-- Raw records start --

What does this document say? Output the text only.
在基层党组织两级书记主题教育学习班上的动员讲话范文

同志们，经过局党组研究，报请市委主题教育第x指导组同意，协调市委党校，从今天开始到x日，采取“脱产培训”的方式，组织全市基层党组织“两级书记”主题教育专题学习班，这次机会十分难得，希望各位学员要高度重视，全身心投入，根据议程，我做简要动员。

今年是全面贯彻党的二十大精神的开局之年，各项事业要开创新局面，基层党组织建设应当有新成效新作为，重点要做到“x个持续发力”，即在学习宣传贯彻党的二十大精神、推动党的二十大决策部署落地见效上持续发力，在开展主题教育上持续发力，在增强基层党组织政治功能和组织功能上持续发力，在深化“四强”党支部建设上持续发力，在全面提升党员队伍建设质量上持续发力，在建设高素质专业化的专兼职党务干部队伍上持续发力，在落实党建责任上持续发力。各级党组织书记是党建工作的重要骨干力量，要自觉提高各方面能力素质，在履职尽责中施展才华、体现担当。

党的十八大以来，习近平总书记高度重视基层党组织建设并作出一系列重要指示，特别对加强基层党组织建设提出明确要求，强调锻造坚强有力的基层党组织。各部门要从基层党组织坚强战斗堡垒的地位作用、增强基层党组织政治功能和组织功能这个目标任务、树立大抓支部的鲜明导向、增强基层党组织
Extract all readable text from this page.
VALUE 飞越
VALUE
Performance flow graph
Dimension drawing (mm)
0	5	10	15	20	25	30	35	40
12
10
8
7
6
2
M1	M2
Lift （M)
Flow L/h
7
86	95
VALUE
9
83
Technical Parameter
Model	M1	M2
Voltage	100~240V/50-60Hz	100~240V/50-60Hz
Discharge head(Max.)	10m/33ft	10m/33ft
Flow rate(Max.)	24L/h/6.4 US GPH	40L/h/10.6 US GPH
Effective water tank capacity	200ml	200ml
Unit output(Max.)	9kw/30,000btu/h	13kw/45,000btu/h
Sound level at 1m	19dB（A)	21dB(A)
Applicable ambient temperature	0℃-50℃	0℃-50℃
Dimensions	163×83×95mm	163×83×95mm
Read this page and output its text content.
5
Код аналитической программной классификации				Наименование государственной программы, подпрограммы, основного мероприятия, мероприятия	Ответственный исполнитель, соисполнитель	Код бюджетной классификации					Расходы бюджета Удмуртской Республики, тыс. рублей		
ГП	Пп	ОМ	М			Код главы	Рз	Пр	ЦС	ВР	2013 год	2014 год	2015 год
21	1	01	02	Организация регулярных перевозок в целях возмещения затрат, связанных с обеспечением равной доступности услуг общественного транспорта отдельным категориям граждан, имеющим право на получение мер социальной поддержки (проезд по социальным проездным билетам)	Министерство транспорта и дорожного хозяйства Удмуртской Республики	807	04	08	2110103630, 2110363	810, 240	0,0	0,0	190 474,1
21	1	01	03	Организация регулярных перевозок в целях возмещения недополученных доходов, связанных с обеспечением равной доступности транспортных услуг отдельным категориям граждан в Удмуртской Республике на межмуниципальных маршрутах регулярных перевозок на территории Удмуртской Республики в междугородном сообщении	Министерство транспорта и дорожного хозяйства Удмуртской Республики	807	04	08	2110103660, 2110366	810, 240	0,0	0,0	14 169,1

-- Raw records end --

*Description of the task:* Work through the data and report how many of its lines hold the word "page", giving only the figure.

*Finished answer:* 2